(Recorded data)
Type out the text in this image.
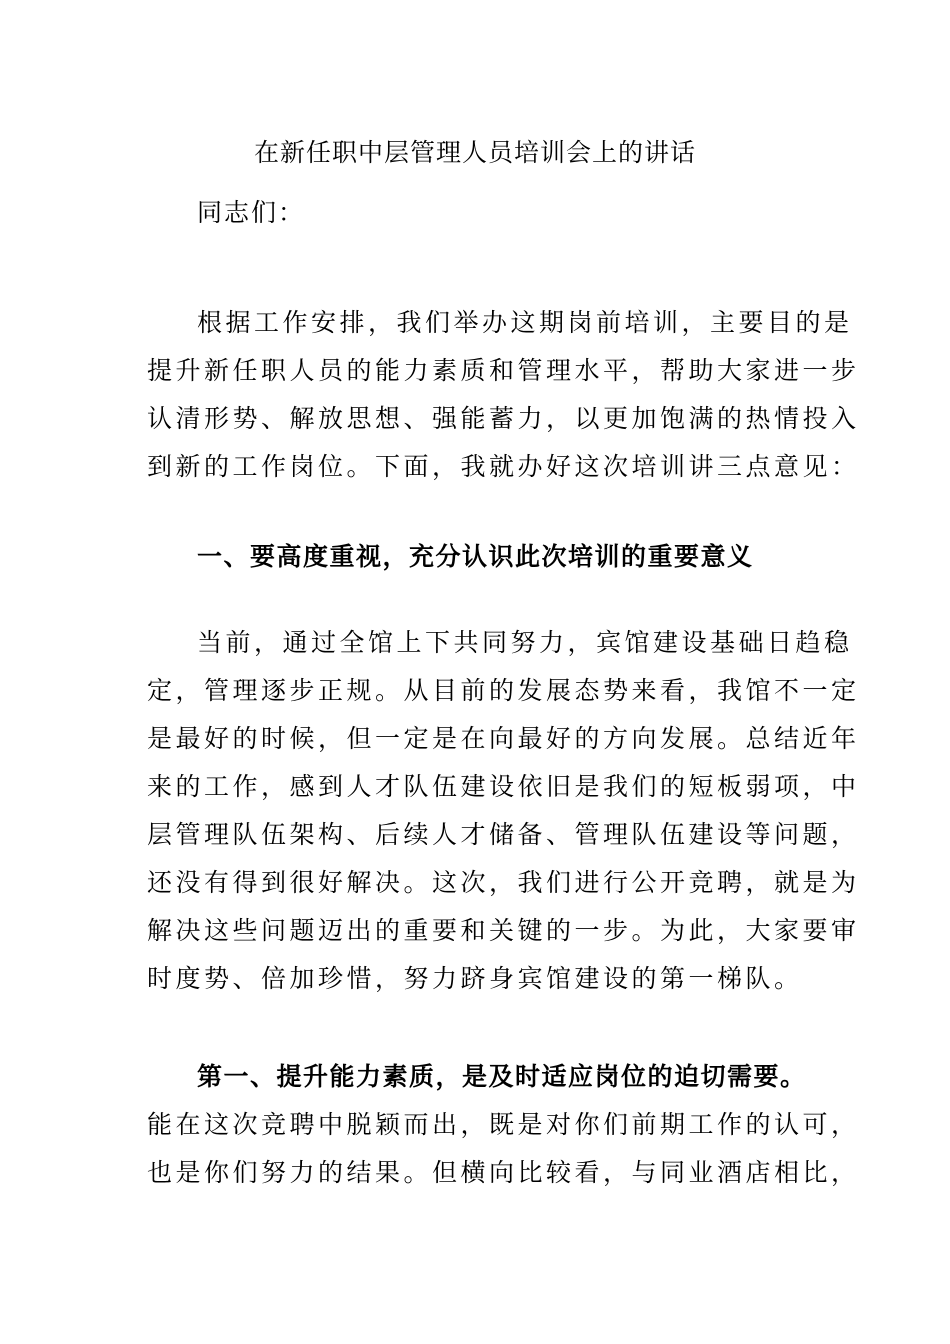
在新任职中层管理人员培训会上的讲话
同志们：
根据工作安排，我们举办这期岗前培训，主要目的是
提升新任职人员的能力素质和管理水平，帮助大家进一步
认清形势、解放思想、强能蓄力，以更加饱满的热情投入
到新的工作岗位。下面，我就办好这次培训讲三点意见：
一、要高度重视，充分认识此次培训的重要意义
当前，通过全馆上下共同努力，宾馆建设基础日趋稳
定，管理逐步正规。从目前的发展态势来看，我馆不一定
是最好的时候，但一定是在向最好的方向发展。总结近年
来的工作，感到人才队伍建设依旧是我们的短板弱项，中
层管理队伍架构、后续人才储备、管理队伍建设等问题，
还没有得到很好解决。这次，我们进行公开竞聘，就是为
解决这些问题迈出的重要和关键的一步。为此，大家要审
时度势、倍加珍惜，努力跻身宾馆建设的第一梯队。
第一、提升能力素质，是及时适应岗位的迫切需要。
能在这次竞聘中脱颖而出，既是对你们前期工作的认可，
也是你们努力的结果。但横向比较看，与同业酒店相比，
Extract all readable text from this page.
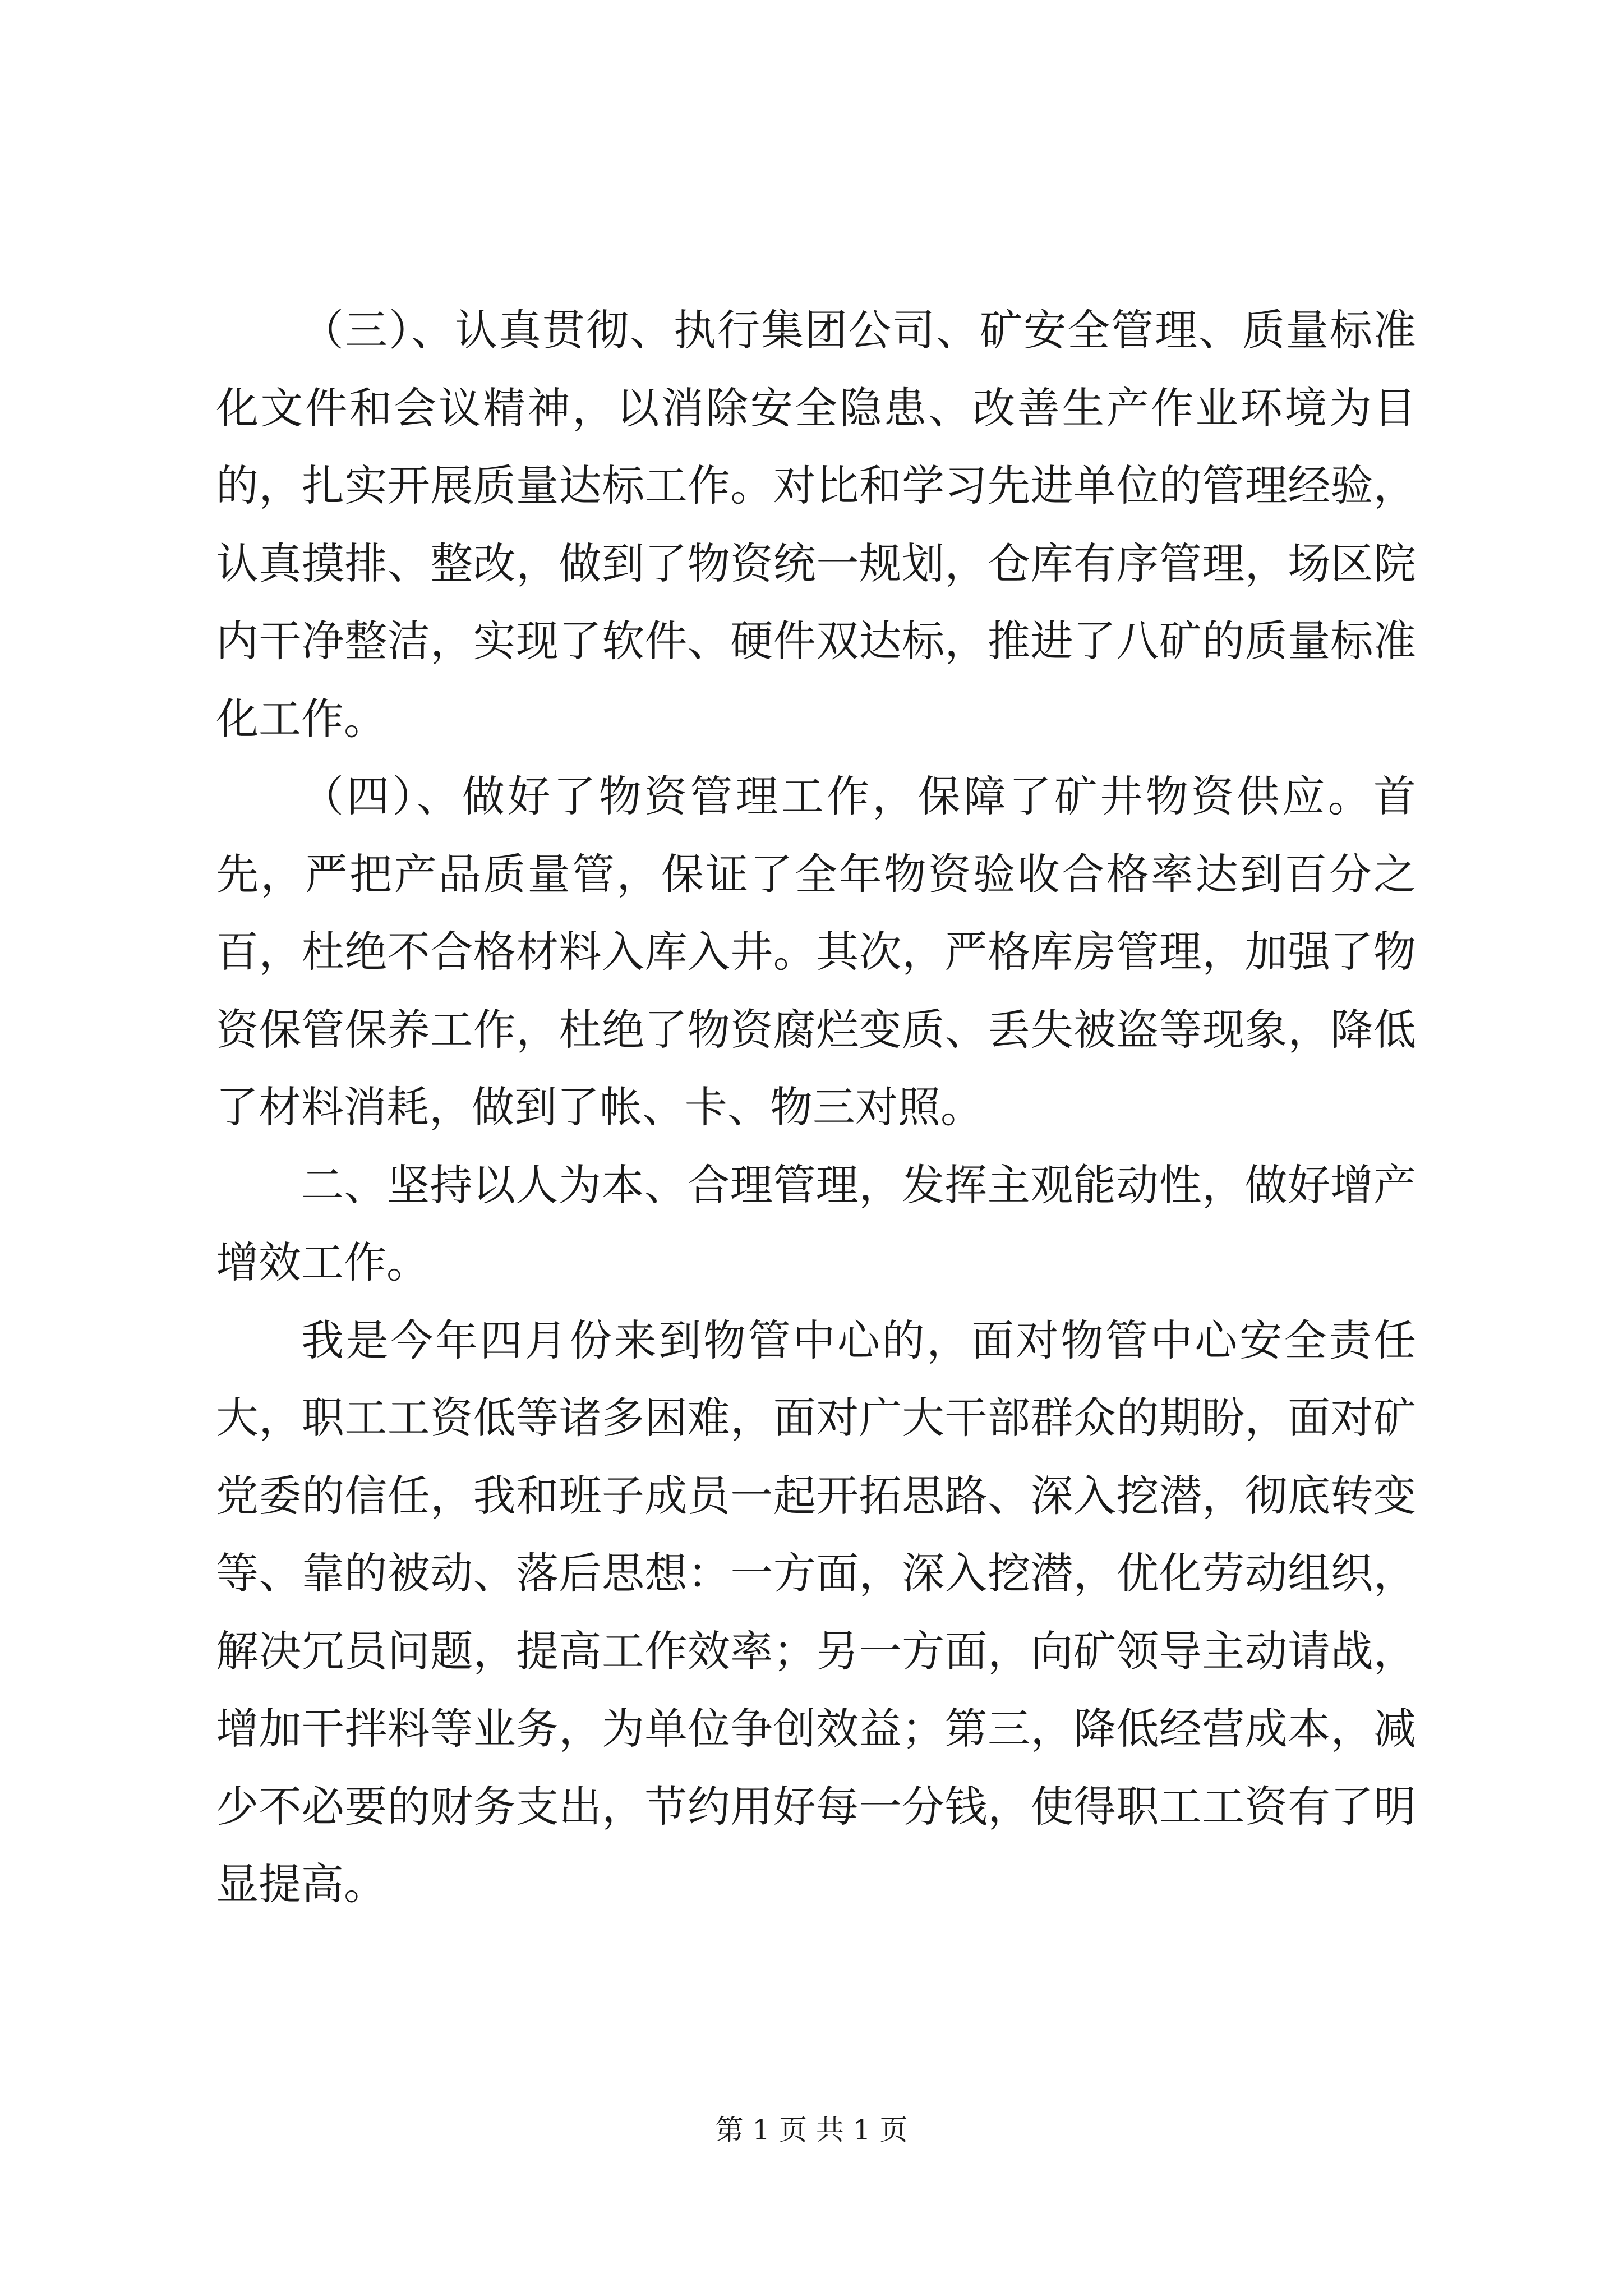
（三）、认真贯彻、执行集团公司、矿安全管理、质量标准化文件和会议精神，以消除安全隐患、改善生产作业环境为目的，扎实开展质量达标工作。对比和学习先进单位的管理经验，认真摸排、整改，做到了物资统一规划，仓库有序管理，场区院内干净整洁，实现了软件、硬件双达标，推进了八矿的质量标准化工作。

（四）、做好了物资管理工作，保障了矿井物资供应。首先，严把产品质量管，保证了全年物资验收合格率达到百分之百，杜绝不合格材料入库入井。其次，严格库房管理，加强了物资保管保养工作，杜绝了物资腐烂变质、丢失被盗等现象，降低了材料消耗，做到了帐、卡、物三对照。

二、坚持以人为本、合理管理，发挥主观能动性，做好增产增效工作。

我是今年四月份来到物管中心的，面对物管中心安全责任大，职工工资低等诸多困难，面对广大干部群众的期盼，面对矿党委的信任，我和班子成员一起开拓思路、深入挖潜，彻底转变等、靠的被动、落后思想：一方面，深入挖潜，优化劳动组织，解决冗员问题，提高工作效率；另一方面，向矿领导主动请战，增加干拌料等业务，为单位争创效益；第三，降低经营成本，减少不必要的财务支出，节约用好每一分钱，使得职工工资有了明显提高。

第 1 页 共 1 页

TASK REQUIREMENTS: Work out how many lines of the listing above include the word "text". Reply with nothing but the count.

SOLUTION TO THE PROBLEM: 2